%%

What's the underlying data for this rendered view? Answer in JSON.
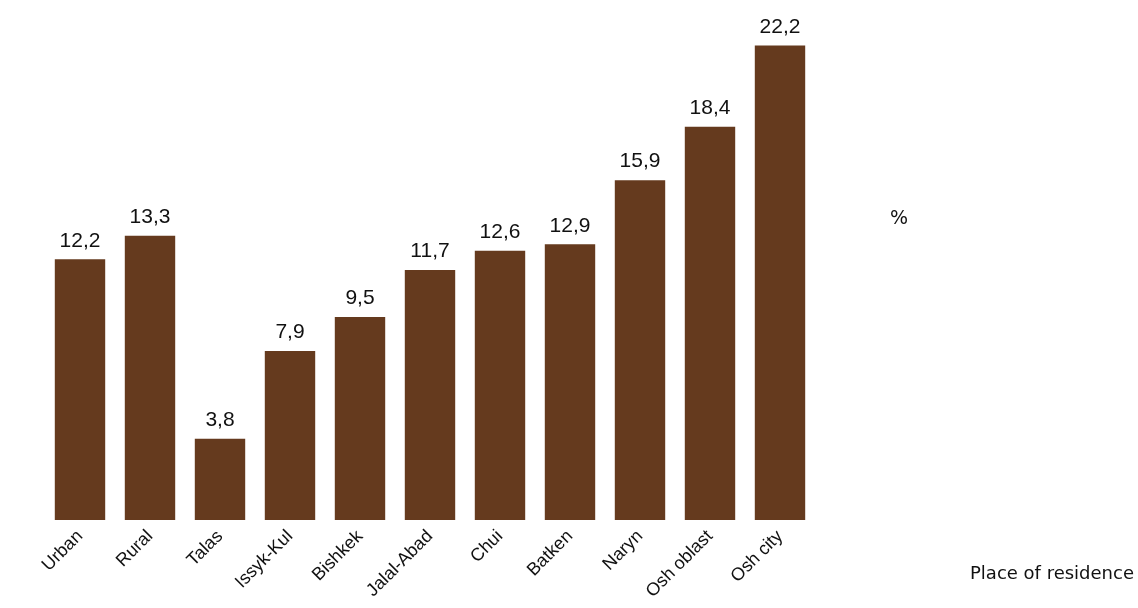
{
  "chart_data": {
    "type": "bar",
    "annotations": [
      "%",
      "Place of residence"
    ],
    "categories": [
      "Urban",
      "Rural",
      "Talas",
      "Issyk-Kul",
      "Bishkek",
      "Jalal-Abad",
      "Chui",
      "Batken",
      "Naryn",
      "Osh oblast",
      "Osh city"
    ],
    "values": [
      12.2,
      13.3,
      3.8,
      7.9,
      9.5,
      11.7,
      12.6,
      12.9,
      15.9,
      18.4,
      22.2
    ],
    "value_labels": [
      "12,2",
      "13,3",
      "3,8",
      "7,9",
      "9,5",
      "11,7",
      "12,6",
      "12,9",
      "15,9",
      "18,4",
      "22,2"
    ],
    "color": "#653a1e",
    "grid": false,
    "legend": false,
    "tick_labels": "x"
  }
}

%%

● Stated exercise: Print all of the entries word for word. Omit the pictures they contain.

● Completed task:
What's the underlying data for this rendered view? Answer in JSON.
{
  "chart_data": {
    "type": "bar",
    "annotations": [
      "%",
      "Place of residence"
    ],
    "categories": [
      "Urban",
      "Rural",
      "Talas",
      "Issyk-Kul",
      "Bishkek",
      "Jalal-Abad",
      "Chui",
      "Batken",
      "Naryn",
      "Osh oblast",
      "Osh city"
    ],
    "values": [
      12.2,
      13.3,
      3.8,
      7.9,
      9.5,
      11.7,
      12.6,
      12.9,
      15.9,
      18.4,
      22.2
    ],
    "value_labels": [
      "12,2",
      "13,3",
      "3,8",
      "7,9",
      "9,5",
      "11,7",
      "12,6",
      "12,9",
      "15,9",
      "18,4",
      "22,2"
    ],
    "color": "#653a1e",
    "grid": false,
    "legend": false,
    "tick_labels": "x"
  }
}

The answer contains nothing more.